# WRITTEN EXERCISE
Reproduce each of the lines word for word.

# STORED ROWS

○ ○ ○ ○

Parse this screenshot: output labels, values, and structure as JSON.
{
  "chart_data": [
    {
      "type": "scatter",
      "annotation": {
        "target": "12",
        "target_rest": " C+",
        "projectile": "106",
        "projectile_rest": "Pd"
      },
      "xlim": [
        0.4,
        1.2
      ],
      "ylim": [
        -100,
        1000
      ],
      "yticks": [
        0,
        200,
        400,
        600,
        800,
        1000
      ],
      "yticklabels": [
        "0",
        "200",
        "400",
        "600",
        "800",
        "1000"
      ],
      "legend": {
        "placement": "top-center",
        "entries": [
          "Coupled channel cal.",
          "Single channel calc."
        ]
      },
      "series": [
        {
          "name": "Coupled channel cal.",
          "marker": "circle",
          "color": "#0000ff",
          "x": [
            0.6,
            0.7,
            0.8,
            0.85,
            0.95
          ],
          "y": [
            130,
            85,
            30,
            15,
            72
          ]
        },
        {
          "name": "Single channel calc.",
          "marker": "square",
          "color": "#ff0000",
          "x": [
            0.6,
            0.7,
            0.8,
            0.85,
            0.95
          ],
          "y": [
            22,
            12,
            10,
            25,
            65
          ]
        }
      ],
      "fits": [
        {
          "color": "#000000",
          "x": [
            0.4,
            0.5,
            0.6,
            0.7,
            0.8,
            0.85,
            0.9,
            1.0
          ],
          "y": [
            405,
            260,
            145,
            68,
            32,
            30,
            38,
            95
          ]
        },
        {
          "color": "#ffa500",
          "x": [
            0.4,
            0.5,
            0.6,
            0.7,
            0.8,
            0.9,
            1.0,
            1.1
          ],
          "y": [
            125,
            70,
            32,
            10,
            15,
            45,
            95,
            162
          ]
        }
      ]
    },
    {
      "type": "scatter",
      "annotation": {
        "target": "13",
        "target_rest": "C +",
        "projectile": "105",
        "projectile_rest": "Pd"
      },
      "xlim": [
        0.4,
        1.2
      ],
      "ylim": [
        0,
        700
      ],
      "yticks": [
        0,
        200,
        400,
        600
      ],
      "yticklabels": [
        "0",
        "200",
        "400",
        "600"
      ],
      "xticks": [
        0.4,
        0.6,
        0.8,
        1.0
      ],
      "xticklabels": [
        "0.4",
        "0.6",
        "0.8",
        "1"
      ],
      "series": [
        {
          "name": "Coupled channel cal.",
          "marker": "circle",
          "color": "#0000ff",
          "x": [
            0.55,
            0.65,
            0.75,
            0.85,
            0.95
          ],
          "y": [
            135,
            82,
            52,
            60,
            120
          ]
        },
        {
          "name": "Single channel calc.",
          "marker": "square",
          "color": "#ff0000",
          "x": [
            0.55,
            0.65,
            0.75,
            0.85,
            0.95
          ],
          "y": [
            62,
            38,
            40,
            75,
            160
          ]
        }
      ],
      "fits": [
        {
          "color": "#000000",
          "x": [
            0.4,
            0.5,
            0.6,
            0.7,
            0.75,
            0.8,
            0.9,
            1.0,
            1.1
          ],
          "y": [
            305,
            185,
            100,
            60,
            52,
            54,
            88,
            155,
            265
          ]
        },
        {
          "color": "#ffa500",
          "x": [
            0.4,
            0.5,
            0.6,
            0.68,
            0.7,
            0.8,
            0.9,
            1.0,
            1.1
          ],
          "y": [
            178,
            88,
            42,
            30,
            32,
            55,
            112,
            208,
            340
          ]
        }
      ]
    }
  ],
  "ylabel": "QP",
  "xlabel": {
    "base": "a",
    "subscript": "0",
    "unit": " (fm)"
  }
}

○ ○ ○ ○

# WRITTEN SOLUTION
Parse this screenshot: output labels, values, and structure as JSON.
{
  "chart_data": [
    {
      "type": "scatter",
      "annotation": {
        "target": "12",
        "target_rest": " C+",
        "projectile": "106",
        "projectile_rest": "Pd"
      },
      "xlim": [
        0.4,
        1.2
      ],
      "ylim": [
        -100,
        1000
      ],
      "yticks": [
        0,
        200,
        400,
        600,
        800,
        1000
      ],
      "yticklabels": [
        "0",
        "200",
        "400",
        "600",
        "800",
        "1000"
      ],
      "legend": {
        "placement": "top-center",
        "entries": [
          "Coupled channel cal.",
          "Single channel calc."
        ]
      },
      "series": [
        {
          "name": "Coupled channel cal.",
          "marker": "circle",
          "color": "#0000ff",
          "x": [
            0.6,
            0.7,
            0.8,
            0.85,
            0.95
          ],
          "y": [
            130,
            85,
            30,
            15,
            72
          ]
        },
        {
          "name": "Single channel calc.",
          "marker": "square",
          "color": "#ff0000",
          "x": [
            0.6,
            0.7,
            0.8,
            0.85,
            0.95
          ],
          "y": [
            22,
            12,
            10,
            25,
            65
          ]
        }
      ],
      "fits": [
        {
          "color": "#000000",
          "x": [
            0.4,
            0.5,
            0.6,
            0.7,
            0.8,
            0.85,
            0.9,
            1.0
          ],
          "y": [
            405,
            260,
            145,
            68,
            32,
            30,
            38,
            95
          ]
        },
        {
          "color": "#ffa500",
          "x": [
            0.4,
            0.5,
            0.6,
            0.7,
            0.8,
            0.9,
            1.0,
            1.1
          ],
          "y": [
            125,
            70,
            32,
            10,
            15,
            45,
            95,
            162
          ]
        }
      ]
    },
    {
      "type": "scatter",
      "annotation": {
        "target": "13",
        "target_rest": "C +",
        "projectile": "105",
        "projectile_rest": "Pd"
      },
      "xlim": [
        0.4,
        1.2
      ],
      "ylim": [
        0,
        700
      ],
      "yticks": [
        0,
        200,
        400,
        600
      ],
      "yticklabels": [
        "0",
        "200",
        "400",
        "600"
      ],
      "xticks": [
        0.4,
        0.6,
        0.8,
        1.0
      ],
      "xticklabels": [
        "0.4",
        "0.6",
        "0.8",
        "1"
      ],
      "series": [
        {
          "name": "Coupled channel cal.",
          "marker": "circle",
          "color": "#0000ff",
          "x": [
            0.55,
            0.65,
            0.75,
            0.85,
            0.95
          ],
          "y": [
            135,
            82,
            52,
            60,
            120
          ]
        },
        {
          "name": "Single channel calc.",
          "marker": "square",
          "color": "#ff0000",
          "x": [
            0.55,
            0.65,
            0.75,
            0.85,
            0.95
          ],
          "y": [
            62,
            38,
            40,
            75,
            160
          ]
        }
      ],
      "fits": [
        {
          "color": "#000000",
          "x": [
            0.4,
            0.5,
            0.6,
            0.7,
            0.75,
            0.8,
            0.9,
            1.0,
            1.1
          ],
          "y": [
            305,
            185,
            100,
            60,
            52,
            54,
            88,
            155,
            265
          ]
        },
        {
          "color": "#ffa500",
          "x": [
            0.4,
            0.5,
            0.6,
            0.68,
            0.7,
            0.8,
            0.9,
            1.0,
            1.1
          ],
          "y": [
            178,
            88,
            42,
            30,
            32,
            55,
            112,
            208,
            340
          ]
        }
      ]
    }
  ],
  "ylabel": "QP",
  "xlabel": {
    "base": "a",
    "subscript": "0",
    "unit": " (fm)"
  }
}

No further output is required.